Transcribe every entry below word for word, but skip the pictures.

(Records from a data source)
_ _ _ _

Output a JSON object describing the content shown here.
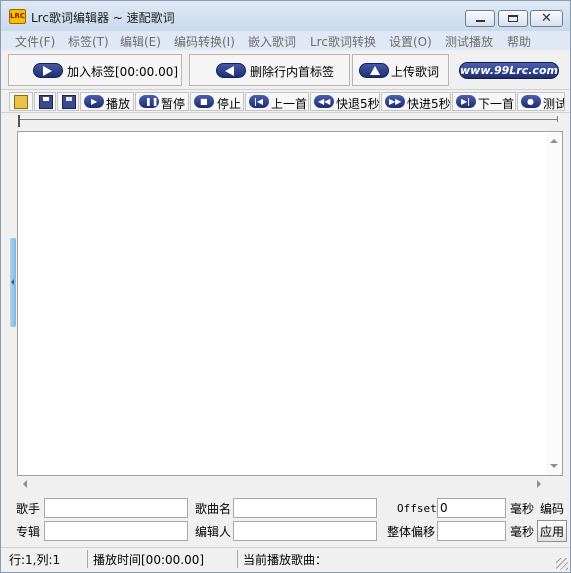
{
  "window": {
    "icon_label": "LRC",
    "title": "Lrc歌词编辑器 ~ 速配歌词"
  },
  "menu": [
    "文件(F)",
    "标签(T)",
    "编辑(E)",
    "编码转换(I)",
    "嵌入歌词",
    "Lrc歌词转换",
    "设置(O)",
    "测试播放",
    "帮助"
  ],
  "top_buttons": {
    "add_tag": "加入标签[00:00.00]",
    "delete_tag": "删除行内首标签",
    "upload": "上传歌词",
    "site": "www.99Lrc.com"
  },
  "toolbar": {
    "play": "播放",
    "pause": "暂停",
    "stop": "停止",
    "prev": "上一首",
    "rewind": "快退5秒",
    "forward": "快进5秒",
    "next": "下一首",
    "test": "测试"
  },
  "editor": {
    "content": ""
  },
  "form": {
    "singer_label": "歌手",
    "singer_value": "",
    "song_label": "歌曲名",
    "song_value": "",
    "offset_label": "Offset",
    "offset_value": "0",
    "offset_unit": "毫秒",
    "encoding_label": "编码",
    "album_label": "专辑",
    "album_value": "",
    "editor_label": "编辑人",
    "editor_value": "",
    "shift_label": "整体偏移",
    "shift_value": "",
    "shift_unit": "毫秒",
    "apply_label": "应用"
  },
  "status": {
    "position": "行:1,列:1",
    "play_time": "播放时间[00:00.00]",
    "current_song": "当前播放歌曲："
  }
}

_ _ _ _

Correct output
Output a JSON object describing the content shown here.
{
  "window": {
    "icon_label": "LRC",
    "title": "Lrc歌词编辑器 ~ 速配歌词"
  },
  "menu": [
    "文件(F)",
    "标签(T)",
    "编辑(E)",
    "编码转换(I)",
    "嵌入歌词",
    "Lrc歌词转换",
    "设置(O)",
    "测试播放",
    "帮助"
  ],
  "top_buttons": {
    "add_tag": "加入标签[00:00.00]",
    "delete_tag": "删除行内首标签",
    "upload": "上传歌词",
    "site": "www.99Lrc.com"
  },
  "toolbar": {
    "play": "播放",
    "pause": "暂停",
    "stop": "停止",
    "prev": "上一首",
    "rewind": "快退5秒",
    "forward": "快进5秒",
    "next": "下一首",
    "test": "测试"
  },
  "editor": {
    "content": ""
  },
  "form": {
    "singer_label": "歌手",
    "singer_value": "",
    "song_label": "歌曲名",
    "song_value": "",
    "offset_label": "Offset",
    "offset_value": "0",
    "offset_unit": "毫秒",
    "encoding_label": "编码",
    "album_label": "专辑",
    "album_value": "",
    "editor_label": "编辑人",
    "editor_value": "",
    "shift_label": "整体偏移",
    "shift_value": "",
    "shift_unit": "毫秒",
    "apply_label": "应用"
  },
  "status": {
    "position": "行:1,列:1",
    "play_time": "播放时间[00:00.00]",
    "current_song": "当前播放歌曲："
  }
}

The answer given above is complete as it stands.